Work instructions: Below is a block of data; give all of it again word for word.

Provided records:

--------

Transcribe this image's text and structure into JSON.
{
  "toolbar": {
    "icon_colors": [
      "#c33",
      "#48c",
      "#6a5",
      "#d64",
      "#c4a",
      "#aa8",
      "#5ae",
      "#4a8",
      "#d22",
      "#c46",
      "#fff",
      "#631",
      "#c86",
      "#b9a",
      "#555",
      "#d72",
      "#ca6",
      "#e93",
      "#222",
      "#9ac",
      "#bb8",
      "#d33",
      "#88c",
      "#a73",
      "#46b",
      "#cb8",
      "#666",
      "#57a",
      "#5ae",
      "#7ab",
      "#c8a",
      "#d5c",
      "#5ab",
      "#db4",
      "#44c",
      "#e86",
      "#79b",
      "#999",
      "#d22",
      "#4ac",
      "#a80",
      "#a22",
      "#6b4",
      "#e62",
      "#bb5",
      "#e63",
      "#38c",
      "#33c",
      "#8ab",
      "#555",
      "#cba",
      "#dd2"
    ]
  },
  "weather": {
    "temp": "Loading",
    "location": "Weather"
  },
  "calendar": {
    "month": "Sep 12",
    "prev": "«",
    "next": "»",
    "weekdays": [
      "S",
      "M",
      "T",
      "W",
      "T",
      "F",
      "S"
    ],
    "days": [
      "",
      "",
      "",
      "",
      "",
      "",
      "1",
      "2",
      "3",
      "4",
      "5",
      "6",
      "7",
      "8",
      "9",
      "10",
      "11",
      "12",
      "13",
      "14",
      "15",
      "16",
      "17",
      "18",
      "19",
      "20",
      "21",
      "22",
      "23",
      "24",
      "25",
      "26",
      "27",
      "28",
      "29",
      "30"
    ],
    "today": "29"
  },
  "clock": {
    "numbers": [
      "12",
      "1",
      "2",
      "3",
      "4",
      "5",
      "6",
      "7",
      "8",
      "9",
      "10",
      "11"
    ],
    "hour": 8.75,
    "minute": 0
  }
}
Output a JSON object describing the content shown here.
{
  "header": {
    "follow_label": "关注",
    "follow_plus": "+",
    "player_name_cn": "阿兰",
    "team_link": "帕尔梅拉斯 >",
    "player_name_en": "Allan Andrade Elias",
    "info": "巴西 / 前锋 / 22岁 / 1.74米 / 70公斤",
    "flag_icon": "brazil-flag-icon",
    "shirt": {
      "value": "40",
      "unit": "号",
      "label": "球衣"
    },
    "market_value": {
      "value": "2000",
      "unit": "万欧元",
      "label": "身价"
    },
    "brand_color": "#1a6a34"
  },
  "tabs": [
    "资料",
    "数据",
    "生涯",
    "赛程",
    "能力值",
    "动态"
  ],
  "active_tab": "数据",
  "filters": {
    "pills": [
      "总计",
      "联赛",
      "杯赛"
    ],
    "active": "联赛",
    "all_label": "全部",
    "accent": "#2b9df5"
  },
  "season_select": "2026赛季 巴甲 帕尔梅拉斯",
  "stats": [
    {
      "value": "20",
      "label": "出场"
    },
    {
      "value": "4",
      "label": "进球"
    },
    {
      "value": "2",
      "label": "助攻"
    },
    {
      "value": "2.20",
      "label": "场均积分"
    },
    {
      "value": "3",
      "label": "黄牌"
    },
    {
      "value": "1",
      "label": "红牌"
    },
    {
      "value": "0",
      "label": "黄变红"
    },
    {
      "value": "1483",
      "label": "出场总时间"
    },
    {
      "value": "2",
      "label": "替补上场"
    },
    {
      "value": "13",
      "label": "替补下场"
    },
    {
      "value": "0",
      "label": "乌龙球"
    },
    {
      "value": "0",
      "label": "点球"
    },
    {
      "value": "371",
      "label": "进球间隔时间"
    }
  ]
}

--------

Output:
Transcribe this image's text and structure into JSON.
{
  "toolbar": {
    "icon_colors": [
      "#c33",
      "#48c",
      "#6a5",
      "#d64",
      "#c4a",
      "#aa8",
      "#5ae",
      "#4a8",
      "#d22",
      "#c46",
      "#fff",
      "#631",
      "#c86",
      "#b9a",
      "#555",
      "#d72",
      "#ca6",
      "#e93",
      "#222",
      "#9ac",
      "#bb8",
      "#d33",
      "#88c",
      "#a73",
      "#46b",
      "#cb8",
      "#666",
      "#57a",
      "#5ae",
      "#7ab",
      "#c8a",
      "#d5c",
      "#5ab",
      "#db4",
      "#44c",
      "#e86",
      "#79b",
      "#999",
      "#d22",
      "#4ac",
      "#a80",
      "#a22",
      "#6b4",
      "#e62",
      "#bb5",
      "#e63",
      "#38c",
      "#33c",
      "#8ab",
      "#555",
      "#cba",
      "#dd2"
    ]
  },
  "weather": {
    "temp": "Loading",
    "location": "Weather"
  },
  "calendar": {
    "month": "Sep 12",
    "prev": "«",
    "next": "»",
    "weekdays": [
      "S",
      "M",
      "T",
      "W",
      "T",
      "F",
      "S"
    ],
    "days": [
      "",
      "",
      "",
      "",
      "",
      "",
      "1",
      "2",
      "3",
      "4",
      "5",
      "6",
      "7",
      "8",
      "9",
      "10",
      "11",
      "12",
      "13",
      "14",
      "15",
      "16",
      "17",
      "18",
      "19",
      "20",
      "21",
      "22",
      "23",
      "24",
      "25",
      "26",
      "27",
      "28",
      "29",
      "30"
    ],
    "today": "29"
  },
  "clock": {
    "numbers": [
      "12",
      "1",
      "2",
      "3",
      "4",
      "5",
      "6",
      "7",
      "8",
      "9",
      "10",
      "11"
    ],
    "hour": 8.75,
    "minute": 0
  }
}
Output a JSON object describing the content shown here.
{
  "header": {
    "follow_label": "关注",
    "follow_plus": "+",
    "player_name_cn": "阿兰",
    "team_link": "帕尔梅拉斯 >",
    "player_name_en": "Allan Andrade Elias",
    "info": "巴西 / 前锋 / 22岁 / 1.74米 / 70公斤",
    "flag_icon": "brazil-flag-icon",
    "shirt": {
      "value": "40",
      "unit": "号",
      "label": "球衣"
    },
    "market_value": {
      "value": "2000",
      "unit": "万欧元",
      "label": "身价"
    },
    "brand_color": "#1a6a34"
  },
  "tabs": [
    "资料",
    "数据",
    "生涯",
    "赛程",
    "能力值",
    "动态"
  ],
  "active_tab": "数据",
  "filters": {
    "pills": [
      "总计",
      "联赛",
      "杯赛"
    ],
    "active": "联赛",
    "all_label": "全部",
    "accent": "#2b9df5"
  },
  "season_select": "2026赛季 巴甲 帕尔梅拉斯",
  "stats": [
    {
      "value": "20",
      "label": "出场"
    },
    {
      "value": "4",
      "label": "进球"
    },
    {
      "value": "2",
      "label": "助攻"
    },
    {
      "value": "2.20",
      "label": "场均积分"
    },
    {
      "value": "3",
      "label": "黄牌"
    },
    {
      "value": "1",
      "label": "红牌"
    },
    {
      "value": "0",
      "label": "黄变红"
    },
    {
      "value": "1483",
      "label": "出场总时间"
    },
    {
      "value": "2",
      "label": "替补上场"
    },
    {
      "value": "13",
      "label": "替补下场"
    },
    {
      "value": "0",
      "label": "乌龙球"
    },
    {
      "value": "0",
      "label": "点球"
    },
    {
      "value": "371",
      "label": "进球间隔时间"
    }
  ]
}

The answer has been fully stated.